◆ RECORD EXTRACTS
■ ■ ■
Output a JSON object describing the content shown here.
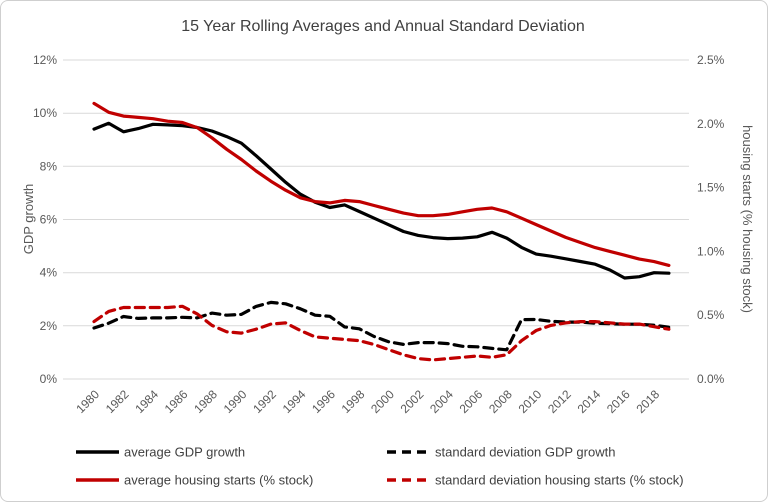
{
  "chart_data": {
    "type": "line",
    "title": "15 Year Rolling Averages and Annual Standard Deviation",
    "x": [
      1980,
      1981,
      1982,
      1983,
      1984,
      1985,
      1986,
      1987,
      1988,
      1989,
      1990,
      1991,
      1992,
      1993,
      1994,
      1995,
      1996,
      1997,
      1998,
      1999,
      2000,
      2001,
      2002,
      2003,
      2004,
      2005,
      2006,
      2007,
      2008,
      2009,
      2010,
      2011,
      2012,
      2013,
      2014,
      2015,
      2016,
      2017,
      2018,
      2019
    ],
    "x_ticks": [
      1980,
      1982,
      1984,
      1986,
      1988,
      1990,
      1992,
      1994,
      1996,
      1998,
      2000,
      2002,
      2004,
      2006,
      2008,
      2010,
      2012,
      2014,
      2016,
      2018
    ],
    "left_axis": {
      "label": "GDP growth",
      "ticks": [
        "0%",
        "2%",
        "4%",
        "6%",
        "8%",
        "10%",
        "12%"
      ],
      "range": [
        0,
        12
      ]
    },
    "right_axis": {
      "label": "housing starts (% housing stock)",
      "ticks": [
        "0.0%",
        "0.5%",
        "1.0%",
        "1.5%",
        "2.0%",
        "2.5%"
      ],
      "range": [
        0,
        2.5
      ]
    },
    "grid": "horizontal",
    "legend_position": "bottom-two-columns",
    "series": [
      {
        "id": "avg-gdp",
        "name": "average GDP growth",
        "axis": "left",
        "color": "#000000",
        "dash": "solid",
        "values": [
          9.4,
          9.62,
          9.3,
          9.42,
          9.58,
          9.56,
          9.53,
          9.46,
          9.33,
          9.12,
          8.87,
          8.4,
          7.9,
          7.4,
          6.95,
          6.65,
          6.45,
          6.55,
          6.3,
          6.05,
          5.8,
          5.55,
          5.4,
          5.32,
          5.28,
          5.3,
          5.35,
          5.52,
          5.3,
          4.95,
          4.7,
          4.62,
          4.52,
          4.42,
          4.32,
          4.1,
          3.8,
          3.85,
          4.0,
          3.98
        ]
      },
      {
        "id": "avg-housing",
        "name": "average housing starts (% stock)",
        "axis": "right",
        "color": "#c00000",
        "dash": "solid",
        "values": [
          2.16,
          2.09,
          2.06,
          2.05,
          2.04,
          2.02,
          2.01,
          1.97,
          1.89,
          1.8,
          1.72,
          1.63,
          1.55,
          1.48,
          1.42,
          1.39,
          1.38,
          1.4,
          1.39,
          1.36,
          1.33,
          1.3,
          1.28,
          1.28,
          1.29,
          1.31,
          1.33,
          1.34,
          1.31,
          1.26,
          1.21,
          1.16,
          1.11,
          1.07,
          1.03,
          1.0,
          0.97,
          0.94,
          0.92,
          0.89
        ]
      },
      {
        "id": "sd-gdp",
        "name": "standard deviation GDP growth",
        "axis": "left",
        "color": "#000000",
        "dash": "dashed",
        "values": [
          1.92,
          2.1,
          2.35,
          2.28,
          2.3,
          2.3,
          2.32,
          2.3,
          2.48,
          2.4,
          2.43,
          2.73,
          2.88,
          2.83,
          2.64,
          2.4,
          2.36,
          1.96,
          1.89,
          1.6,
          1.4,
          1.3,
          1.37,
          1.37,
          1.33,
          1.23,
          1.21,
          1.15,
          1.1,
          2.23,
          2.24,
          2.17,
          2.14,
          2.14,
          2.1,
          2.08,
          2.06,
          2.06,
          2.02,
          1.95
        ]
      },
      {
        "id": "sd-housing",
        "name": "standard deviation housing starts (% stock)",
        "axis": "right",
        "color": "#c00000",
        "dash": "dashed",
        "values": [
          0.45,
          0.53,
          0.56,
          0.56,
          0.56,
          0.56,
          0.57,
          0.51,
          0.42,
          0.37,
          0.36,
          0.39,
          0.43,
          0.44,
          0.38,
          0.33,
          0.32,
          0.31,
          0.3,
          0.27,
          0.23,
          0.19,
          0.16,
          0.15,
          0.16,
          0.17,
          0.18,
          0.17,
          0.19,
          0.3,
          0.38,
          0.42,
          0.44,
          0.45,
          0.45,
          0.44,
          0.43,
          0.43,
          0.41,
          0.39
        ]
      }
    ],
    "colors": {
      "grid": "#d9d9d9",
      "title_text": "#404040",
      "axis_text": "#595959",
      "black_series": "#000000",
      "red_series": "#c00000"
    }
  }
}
■ ■ ■
◆ GOAL
Go through the listing above and quote it exactly, apart from its images.

◆ EXERCISE SOLUTION
Output a JSON object describing the content shown here.
{
  "chart_data": {
    "type": "line",
    "title": "15 Year Rolling Averages and Annual Standard Deviation",
    "x": [
      1980,
      1981,
      1982,
      1983,
      1984,
      1985,
      1986,
      1987,
      1988,
      1989,
      1990,
      1991,
      1992,
      1993,
      1994,
      1995,
      1996,
      1997,
      1998,
      1999,
      2000,
      2001,
      2002,
      2003,
      2004,
      2005,
      2006,
      2007,
      2008,
      2009,
      2010,
      2011,
      2012,
      2013,
      2014,
      2015,
      2016,
      2017,
      2018,
      2019
    ],
    "x_ticks": [
      1980,
      1982,
      1984,
      1986,
      1988,
      1990,
      1992,
      1994,
      1996,
      1998,
      2000,
      2002,
      2004,
      2006,
      2008,
      2010,
      2012,
      2014,
      2016,
      2018
    ],
    "left_axis": {
      "label": "GDP growth",
      "ticks": [
        "0%",
        "2%",
        "4%",
        "6%",
        "8%",
        "10%",
        "12%"
      ],
      "range": [
        0,
        12
      ]
    },
    "right_axis": {
      "label": "housing starts (% housing stock)",
      "ticks": [
        "0.0%",
        "0.5%",
        "1.0%",
        "1.5%",
        "2.0%",
        "2.5%"
      ],
      "range": [
        0,
        2.5
      ]
    },
    "grid": "horizontal",
    "legend_position": "bottom-two-columns",
    "series": [
      {
        "id": "avg-gdp",
        "name": "average GDP growth",
        "axis": "left",
        "color": "#000000",
        "dash": "solid",
        "values": [
          9.4,
          9.62,
          9.3,
          9.42,
          9.58,
          9.56,
          9.53,
          9.46,
          9.33,
          9.12,
          8.87,
          8.4,
          7.9,
          7.4,
          6.95,
          6.65,
          6.45,
          6.55,
          6.3,
          6.05,
          5.8,
          5.55,
          5.4,
          5.32,
          5.28,
          5.3,
          5.35,
          5.52,
          5.3,
          4.95,
          4.7,
          4.62,
          4.52,
          4.42,
          4.32,
          4.1,
          3.8,
          3.85,
          4.0,
          3.98
        ]
      },
      {
        "id": "avg-housing",
        "name": "average housing starts (% stock)",
        "axis": "right",
        "color": "#c00000",
        "dash": "solid",
        "values": [
          2.16,
          2.09,
          2.06,
          2.05,
          2.04,
          2.02,
          2.01,
          1.97,
          1.89,
          1.8,
          1.72,
          1.63,
          1.55,
          1.48,
          1.42,
          1.39,
          1.38,
          1.4,
          1.39,
          1.36,
          1.33,
          1.3,
          1.28,
          1.28,
          1.29,
          1.31,
          1.33,
          1.34,
          1.31,
          1.26,
          1.21,
          1.16,
          1.11,
          1.07,
          1.03,
          1.0,
          0.97,
          0.94,
          0.92,
          0.89
        ]
      },
      {
        "id": "sd-gdp",
        "name": "standard deviation GDP growth",
        "axis": "left",
        "color": "#000000",
        "dash": "dashed",
        "values": [
          1.92,
          2.1,
          2.35,
          2.28,
          2.3,
          2.3,
          2.32,
          2.3,
          2.48,
          2.4,
          2.43,
          2.73,
          2.88,
          2.83,
          2.64,
          2.4,
          2.36,
          1.96,
          1.89,
          1.6,
          1.4,
          1.3,
          1.37,
          1.37,
          1.33,
          1.23,
          1.21,
          1.15,
          1.1,
          2.23,
          2.24,
          2.17,
          2.14,
          2.14,
          2.1,
          2.08,
          2.06,
          2.06,
          2.02,
          1.95
        ]
      },
      {
        "id": "sd-housing",
        "name": "standard deviation housing starts (% stock)",
        "axis": "right",
        "color": "#c00000",
        "dash": "dashed",
        "values": [
          0.45,
          0.53,
          0.56,
          0.56,
          0.56,
          0.56,
          0.57,
          0.51,
          0.42,
          0.37,
          0.36,
          0.39,
          0.43,
          0.44,
          0.38,
          0.33,
          0.32,
          0.31,
          0.3,
          0.27,
          0.23,
          0.19,
          0.16,
          0.15,
          0.16,
          0.17,
          0.18,
          0.17,
          0.19,
          0.3,
          0.38,
          0.42,
          0.44,
          0.45,
          0.45,
          0.44,
          0.43,
          0.43,
          0.41,
          0.39
        ]
      }
    ],
    "colors": {
      "grid": "#d9d9d9",
      "title_text": "#404040",
      "axis_text": "#595959",
      "black_series": "#000000",
      "red_series": "#c00000"
    }
  }
}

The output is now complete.